WHAT YOU WILL DO: Search the material and gather each line with "Matic" in it.

━━━━

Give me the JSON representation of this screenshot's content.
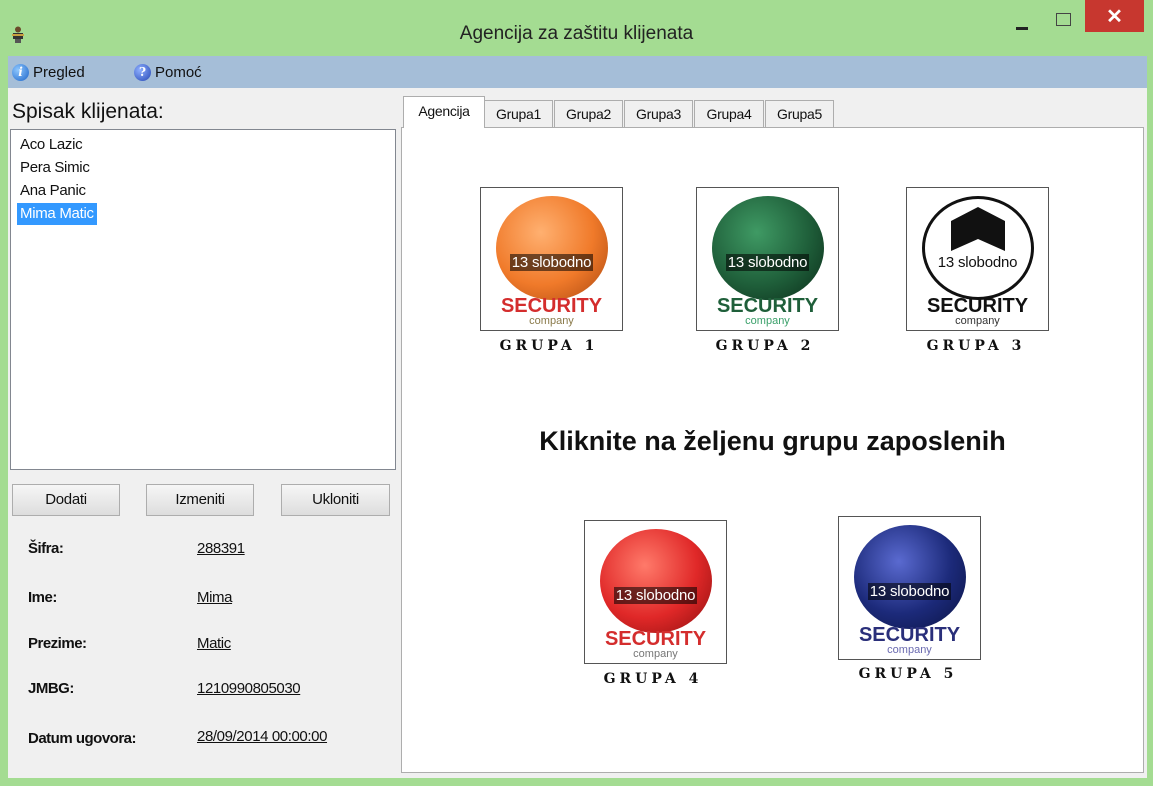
{
  "window": {
    "title": "Agencija za zaštitu klijenata",
    "close_glyph": "✕"
  },
  "menu": [
    {
      "label": "Pregled",
      "icon": "info-icon"
    },
    {
      "label": "Pomoć",
      "icon": "help-icon"
    }
  ],
  "clients": {
    "title": "Spisak klijenata:",
    "items": [
      "Aco Lazic",
      "Pera Simic",
      "Ana Panic",
      "Mima Matic"
    ],
    "selected": "Mima Matic"
  },
  "actions": {
    "add": "Dodati",
    "edit": "Izmeniti",
    "remove": "Ukloniti"
  },
  "details": {
    "sifra_label": "Šifra:",
    "sifra": "288391",
    "ime_label": "Ime:",
    "ime": "Mima",
    "prezime_label": "Prezime:",
    "prezime": "Matic",
    "jmbg_label": "JMBG:",
    "jmbg": "1210990805030",
    "datum_label": "Datum ugovora:",
    "datum": "28/09/2014 00:00:00"
  },
  "tabs": [
    "Agencija",
    "Grupa1",
    "Grupa2",
    "Grupa3",
    "Grupa4",
    "Grupa5"
  ],
  "active_tab": "Agencija",
  "agency": {
    "instruction": "Kliknite na željenu grupu zaposlenih",
    "groups": [
      {
        "label": "GRUPA 1",
        "available": "13 slobodno",
        "logo_text": "SECURITY",
        "logo_sub": "company",
        "color": "#f07a2a"
      },
      {
        "label": "GRUPA 2",
        "available": "13 slobodno",
        "logo_text": "SECURITY",
        "logo_sub": "company",
        "color": "#1f5f3a"
      },
      {
        "label": "GRUPA 3",
        "available": "13 slobodno",
        "logo_text": "SECURITY",
        "logo_sub": "company",
        "color": "#222222"
      },
      {
        "label": "GRUPA 4",
        "available": "13 slobodno",
        "logo_text": "SECURITY",
        "logo_sub": "company",
        "color": "#e02828"
      },
      {
        "label": "GRUPA 5",
        "available": "13 slobodno",
        "logo_text": "SECURITY",
        "logo_sub": "company",
        "color": "#1c2a7a"
      }
    ]
  }
}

━━━━

ANSWER TO THIS EXERCISE:
      "Mima Matic"
    "selected": "Mima Matic"
    "prezime": "Matic",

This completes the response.